> **Instructions for the task**: Gather the lines that hold the string "this".

> **Saved entries**:
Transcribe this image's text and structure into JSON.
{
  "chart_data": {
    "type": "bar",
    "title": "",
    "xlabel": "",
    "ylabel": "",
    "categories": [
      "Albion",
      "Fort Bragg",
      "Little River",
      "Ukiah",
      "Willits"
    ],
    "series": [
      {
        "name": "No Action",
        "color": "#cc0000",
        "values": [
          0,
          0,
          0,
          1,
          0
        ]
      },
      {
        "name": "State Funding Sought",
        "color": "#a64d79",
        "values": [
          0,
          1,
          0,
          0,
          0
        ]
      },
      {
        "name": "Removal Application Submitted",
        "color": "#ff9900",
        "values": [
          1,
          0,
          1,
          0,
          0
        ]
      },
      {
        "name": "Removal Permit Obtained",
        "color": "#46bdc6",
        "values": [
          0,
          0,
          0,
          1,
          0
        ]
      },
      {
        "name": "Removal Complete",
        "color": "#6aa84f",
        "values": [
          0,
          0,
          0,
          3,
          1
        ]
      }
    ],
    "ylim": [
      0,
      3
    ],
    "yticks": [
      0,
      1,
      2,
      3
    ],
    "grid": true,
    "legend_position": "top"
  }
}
...
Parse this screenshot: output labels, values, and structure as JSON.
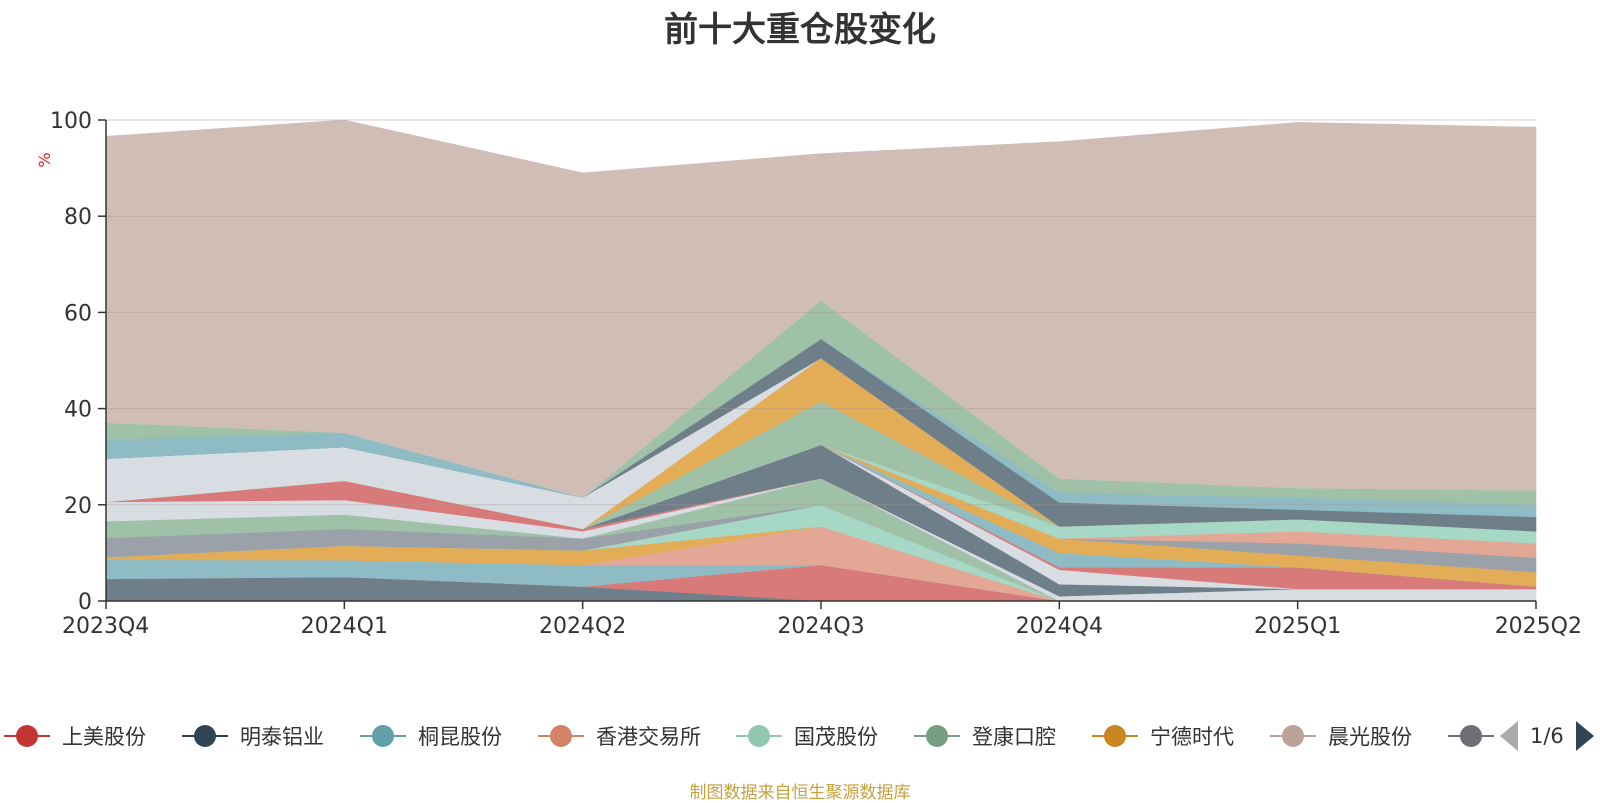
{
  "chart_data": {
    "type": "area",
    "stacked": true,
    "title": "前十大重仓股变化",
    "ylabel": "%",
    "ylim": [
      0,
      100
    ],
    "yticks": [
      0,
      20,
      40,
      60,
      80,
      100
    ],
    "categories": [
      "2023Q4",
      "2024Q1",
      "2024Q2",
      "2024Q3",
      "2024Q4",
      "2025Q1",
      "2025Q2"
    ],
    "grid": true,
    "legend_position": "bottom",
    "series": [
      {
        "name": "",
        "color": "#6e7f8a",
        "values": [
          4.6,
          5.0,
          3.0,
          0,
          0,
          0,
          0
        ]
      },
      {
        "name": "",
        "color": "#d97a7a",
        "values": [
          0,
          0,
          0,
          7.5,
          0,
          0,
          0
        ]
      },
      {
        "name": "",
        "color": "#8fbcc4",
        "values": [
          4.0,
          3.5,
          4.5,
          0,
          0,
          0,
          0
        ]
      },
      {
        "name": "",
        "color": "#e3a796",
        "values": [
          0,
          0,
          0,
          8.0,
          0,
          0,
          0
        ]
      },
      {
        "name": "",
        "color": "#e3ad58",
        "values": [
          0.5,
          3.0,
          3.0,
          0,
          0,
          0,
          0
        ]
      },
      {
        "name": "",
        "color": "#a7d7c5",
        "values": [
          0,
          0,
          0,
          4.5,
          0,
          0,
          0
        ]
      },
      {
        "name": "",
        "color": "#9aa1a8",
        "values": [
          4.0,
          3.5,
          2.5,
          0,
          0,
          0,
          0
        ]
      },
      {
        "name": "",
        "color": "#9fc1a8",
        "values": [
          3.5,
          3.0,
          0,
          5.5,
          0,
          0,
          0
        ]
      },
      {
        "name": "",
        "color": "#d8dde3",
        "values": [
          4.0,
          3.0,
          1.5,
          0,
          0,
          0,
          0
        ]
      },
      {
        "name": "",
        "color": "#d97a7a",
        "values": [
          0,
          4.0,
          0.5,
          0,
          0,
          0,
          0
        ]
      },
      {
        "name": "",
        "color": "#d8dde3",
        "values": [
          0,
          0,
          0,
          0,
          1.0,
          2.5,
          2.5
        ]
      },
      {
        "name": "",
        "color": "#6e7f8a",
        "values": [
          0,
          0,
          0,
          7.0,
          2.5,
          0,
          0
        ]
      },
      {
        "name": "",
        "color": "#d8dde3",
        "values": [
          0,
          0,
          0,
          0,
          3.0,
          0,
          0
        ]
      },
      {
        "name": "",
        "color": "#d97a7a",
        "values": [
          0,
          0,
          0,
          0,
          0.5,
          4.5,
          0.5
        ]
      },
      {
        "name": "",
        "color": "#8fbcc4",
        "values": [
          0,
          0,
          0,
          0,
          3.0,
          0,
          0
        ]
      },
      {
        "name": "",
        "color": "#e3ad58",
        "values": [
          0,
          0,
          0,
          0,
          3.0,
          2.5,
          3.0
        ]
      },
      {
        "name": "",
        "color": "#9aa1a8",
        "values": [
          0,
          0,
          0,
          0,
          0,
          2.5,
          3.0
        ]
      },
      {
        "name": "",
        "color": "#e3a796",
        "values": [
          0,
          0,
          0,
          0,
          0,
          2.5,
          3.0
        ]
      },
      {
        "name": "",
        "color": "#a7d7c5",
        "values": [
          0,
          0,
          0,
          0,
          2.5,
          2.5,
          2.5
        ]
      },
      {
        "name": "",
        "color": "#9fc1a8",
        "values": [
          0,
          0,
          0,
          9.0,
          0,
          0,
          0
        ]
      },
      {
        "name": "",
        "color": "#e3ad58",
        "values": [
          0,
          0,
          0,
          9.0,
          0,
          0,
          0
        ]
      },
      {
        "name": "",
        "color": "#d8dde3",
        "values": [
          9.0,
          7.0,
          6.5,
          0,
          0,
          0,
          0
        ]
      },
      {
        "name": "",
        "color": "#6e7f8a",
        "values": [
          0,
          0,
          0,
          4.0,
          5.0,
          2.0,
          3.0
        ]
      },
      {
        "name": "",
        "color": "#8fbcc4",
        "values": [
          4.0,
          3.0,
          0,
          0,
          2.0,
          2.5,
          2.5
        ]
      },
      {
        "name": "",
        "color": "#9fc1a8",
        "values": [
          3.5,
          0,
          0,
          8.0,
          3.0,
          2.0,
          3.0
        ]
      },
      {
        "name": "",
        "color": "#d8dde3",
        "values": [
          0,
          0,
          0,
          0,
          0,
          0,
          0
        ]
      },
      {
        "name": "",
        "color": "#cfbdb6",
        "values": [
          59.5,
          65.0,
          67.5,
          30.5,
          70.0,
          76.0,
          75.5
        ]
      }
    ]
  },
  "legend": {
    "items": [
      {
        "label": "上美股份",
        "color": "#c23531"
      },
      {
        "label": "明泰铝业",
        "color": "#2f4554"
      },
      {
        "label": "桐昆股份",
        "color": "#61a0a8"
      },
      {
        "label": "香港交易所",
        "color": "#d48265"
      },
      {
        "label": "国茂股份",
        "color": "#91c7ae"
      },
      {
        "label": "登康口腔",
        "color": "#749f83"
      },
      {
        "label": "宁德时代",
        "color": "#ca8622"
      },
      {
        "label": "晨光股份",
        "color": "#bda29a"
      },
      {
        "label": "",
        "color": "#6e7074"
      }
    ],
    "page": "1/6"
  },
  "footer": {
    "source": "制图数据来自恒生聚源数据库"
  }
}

> **Solution to the exercise**:
Transcribe this image's text and structure into JSON.
Parse this screenshot: output labels, values, and structure as JSON.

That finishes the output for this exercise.